Your task: Copy out the records word for word, from their first line through the line containing "gradient-label[interactable]: Gradient (6, 629, 108, 645)", with both of those lines included.

## START Given data

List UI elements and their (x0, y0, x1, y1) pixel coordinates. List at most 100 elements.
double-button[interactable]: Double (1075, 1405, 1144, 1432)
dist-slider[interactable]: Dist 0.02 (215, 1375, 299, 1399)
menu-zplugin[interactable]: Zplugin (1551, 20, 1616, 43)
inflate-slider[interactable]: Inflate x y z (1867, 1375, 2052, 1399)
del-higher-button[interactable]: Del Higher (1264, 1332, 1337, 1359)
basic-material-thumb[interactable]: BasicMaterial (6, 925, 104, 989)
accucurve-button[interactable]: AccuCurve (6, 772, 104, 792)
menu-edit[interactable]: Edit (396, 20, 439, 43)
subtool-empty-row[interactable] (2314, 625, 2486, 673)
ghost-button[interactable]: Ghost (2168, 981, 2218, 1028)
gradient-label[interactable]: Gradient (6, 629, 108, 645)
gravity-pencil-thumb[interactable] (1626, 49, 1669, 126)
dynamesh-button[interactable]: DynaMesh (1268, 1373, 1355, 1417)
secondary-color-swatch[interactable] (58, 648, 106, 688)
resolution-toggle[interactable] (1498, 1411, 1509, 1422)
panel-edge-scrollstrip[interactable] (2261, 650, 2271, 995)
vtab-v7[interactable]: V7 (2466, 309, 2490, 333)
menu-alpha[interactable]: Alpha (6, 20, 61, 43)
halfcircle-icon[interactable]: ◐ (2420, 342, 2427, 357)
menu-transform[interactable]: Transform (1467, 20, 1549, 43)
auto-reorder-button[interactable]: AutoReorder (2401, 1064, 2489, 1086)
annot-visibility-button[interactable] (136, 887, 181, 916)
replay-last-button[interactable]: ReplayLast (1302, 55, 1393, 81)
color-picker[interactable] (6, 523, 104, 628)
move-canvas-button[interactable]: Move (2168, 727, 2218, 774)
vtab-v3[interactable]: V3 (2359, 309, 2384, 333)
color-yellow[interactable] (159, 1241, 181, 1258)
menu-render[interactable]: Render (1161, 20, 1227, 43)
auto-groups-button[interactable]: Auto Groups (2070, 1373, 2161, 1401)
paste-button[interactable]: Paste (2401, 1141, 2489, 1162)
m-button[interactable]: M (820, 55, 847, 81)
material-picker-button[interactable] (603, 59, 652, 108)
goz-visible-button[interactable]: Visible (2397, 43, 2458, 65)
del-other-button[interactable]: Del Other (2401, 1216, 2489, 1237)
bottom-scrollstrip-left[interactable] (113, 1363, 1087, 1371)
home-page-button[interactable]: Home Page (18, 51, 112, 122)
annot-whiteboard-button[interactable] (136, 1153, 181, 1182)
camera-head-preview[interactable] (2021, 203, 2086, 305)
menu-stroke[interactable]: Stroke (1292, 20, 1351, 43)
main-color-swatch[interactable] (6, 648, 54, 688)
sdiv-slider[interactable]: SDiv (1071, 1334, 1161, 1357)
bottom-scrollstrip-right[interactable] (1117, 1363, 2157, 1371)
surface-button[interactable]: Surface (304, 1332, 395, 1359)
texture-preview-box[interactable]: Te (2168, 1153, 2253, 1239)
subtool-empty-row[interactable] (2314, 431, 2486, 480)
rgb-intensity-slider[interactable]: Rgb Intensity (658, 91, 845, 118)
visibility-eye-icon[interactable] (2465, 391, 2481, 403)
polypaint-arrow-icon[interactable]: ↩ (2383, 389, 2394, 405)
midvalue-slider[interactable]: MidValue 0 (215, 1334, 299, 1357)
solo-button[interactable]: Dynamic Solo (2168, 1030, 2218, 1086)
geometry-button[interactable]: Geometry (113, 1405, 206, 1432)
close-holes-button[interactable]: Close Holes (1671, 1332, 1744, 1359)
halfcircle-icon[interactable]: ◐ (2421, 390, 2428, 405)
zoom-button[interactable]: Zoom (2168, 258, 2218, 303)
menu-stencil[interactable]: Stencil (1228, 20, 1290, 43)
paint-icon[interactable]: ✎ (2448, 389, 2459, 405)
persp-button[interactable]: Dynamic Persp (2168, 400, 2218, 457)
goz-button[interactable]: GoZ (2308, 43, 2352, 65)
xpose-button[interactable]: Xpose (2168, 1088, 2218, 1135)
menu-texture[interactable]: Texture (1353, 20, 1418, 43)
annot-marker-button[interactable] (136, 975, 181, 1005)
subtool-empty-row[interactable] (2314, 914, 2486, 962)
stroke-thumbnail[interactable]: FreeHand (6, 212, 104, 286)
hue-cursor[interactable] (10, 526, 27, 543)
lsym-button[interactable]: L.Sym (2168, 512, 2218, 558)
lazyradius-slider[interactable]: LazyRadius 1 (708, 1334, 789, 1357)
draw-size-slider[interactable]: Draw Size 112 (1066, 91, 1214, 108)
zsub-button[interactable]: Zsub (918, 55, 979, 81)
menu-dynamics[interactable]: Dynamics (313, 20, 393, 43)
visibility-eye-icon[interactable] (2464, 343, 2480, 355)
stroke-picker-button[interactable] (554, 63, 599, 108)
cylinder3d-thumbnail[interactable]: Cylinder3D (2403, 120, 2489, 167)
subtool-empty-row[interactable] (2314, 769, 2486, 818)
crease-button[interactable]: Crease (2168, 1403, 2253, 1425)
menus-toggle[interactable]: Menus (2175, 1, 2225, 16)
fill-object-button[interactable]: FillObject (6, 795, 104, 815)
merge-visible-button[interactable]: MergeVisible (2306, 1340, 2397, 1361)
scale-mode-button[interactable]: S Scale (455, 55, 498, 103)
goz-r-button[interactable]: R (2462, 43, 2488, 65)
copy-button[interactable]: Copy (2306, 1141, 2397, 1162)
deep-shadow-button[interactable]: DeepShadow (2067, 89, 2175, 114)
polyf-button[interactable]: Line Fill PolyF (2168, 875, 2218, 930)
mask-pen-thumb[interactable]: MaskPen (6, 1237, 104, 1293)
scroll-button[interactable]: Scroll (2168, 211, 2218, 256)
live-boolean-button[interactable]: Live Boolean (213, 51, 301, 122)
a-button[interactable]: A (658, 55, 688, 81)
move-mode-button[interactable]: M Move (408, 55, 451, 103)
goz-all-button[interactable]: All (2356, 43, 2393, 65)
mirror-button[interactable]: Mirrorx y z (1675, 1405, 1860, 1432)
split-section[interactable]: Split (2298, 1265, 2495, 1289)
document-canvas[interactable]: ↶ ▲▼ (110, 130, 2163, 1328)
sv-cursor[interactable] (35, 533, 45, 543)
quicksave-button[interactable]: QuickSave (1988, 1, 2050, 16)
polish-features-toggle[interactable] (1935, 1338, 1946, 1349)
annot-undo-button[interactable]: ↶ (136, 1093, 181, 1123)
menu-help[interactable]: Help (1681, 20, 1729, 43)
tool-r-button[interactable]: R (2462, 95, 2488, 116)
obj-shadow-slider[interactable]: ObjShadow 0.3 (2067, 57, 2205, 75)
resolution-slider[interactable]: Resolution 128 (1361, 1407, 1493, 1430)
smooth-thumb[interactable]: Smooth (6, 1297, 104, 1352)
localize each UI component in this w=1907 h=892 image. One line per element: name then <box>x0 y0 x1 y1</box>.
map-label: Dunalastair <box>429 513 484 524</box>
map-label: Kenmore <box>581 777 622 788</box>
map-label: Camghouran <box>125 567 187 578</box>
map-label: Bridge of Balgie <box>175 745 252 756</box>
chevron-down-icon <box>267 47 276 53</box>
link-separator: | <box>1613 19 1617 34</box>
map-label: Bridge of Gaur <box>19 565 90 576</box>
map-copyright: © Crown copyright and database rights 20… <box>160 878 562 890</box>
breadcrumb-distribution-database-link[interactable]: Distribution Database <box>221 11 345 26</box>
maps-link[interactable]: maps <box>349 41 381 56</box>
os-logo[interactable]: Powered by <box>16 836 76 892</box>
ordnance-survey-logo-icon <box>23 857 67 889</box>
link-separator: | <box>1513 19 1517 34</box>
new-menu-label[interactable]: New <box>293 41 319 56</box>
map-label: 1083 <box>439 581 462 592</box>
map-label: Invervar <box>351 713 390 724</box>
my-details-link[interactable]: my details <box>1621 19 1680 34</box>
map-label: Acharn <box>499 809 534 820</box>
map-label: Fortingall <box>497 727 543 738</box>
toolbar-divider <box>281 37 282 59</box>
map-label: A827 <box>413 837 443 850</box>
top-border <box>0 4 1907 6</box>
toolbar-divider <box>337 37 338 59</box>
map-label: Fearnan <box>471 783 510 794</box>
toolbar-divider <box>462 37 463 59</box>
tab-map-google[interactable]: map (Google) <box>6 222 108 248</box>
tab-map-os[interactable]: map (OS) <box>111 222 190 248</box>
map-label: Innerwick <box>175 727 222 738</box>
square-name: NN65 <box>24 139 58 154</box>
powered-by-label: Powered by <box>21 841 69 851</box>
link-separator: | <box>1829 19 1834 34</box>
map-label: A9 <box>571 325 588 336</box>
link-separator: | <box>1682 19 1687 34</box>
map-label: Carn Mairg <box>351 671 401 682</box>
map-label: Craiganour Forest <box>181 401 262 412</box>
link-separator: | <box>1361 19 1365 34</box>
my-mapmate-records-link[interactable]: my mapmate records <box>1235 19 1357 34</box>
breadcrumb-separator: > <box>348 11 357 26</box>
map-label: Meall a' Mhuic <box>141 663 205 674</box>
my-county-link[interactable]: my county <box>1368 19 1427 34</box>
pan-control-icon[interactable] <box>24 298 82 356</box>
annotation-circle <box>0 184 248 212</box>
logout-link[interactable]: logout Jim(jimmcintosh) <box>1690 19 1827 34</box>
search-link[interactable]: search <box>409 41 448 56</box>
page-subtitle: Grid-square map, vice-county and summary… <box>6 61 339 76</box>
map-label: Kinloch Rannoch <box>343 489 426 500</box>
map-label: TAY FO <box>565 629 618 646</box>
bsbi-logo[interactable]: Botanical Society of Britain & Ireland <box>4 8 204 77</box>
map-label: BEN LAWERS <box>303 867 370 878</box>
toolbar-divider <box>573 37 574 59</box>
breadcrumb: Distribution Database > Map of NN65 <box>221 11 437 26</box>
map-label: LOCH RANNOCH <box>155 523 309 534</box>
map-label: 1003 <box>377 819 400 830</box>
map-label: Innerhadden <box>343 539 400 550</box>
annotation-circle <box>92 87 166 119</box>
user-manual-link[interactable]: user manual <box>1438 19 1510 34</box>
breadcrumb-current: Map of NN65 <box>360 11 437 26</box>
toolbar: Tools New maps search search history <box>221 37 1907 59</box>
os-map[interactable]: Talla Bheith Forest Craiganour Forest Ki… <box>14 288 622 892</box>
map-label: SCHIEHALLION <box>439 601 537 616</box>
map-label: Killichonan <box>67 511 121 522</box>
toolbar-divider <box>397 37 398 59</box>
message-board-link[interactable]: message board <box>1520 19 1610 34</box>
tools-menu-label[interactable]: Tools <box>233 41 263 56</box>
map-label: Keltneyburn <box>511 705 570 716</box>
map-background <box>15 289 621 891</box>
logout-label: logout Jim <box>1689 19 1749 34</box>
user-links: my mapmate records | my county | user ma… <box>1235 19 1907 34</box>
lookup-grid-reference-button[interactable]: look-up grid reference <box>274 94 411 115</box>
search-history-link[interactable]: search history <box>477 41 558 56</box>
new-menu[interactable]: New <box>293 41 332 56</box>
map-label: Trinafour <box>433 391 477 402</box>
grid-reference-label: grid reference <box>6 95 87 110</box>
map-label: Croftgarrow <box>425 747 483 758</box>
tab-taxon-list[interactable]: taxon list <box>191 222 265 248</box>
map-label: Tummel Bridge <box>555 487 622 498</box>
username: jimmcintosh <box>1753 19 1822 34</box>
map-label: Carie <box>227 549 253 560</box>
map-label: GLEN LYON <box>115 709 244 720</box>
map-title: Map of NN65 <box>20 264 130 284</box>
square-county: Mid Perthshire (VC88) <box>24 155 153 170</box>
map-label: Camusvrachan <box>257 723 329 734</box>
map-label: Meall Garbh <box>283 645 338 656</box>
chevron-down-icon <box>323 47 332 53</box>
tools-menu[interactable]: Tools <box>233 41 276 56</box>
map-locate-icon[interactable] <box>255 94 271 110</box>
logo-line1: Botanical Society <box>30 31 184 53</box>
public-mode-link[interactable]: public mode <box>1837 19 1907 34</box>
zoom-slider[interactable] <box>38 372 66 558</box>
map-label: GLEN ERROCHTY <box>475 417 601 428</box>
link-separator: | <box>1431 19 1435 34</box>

## END Given data

Problem solution:
List UI elements and their (x0, y0, x1, y1) pixel coordinates. List at most 100 elements.
double-button[interactable]: Double (1075, 1405, 1144, 1432)
dist-slider[interactable]: Dist 0.02 (215, 1375, 299, 1399)
menu-zplugin[interactable]: Zplugin (1551, 20, 1616, 43)
inflate-slider[interactable]: Inflate x y z (1867, 1375, 2052, 1399)
del-higher-button[interactable]: Del Higher (1264, 1332, 1337, 1359)
basic-material-thumb[interactable]: BasicMaterial (6, 925, 104, 989)
accucurve-button[interactable]: AccuCurve (6, 772, 104, 792)
menu-edit[interactable]: Edit (396, 20, 439, 43)
subtool-empty-row[interactable] (2314, 625, 2486, 673)
ghost-button[interactable]: Ghost (2168, 981, 2218, 1028)
gradient-label[interactable]: Gradient (6, 629, 108, 645)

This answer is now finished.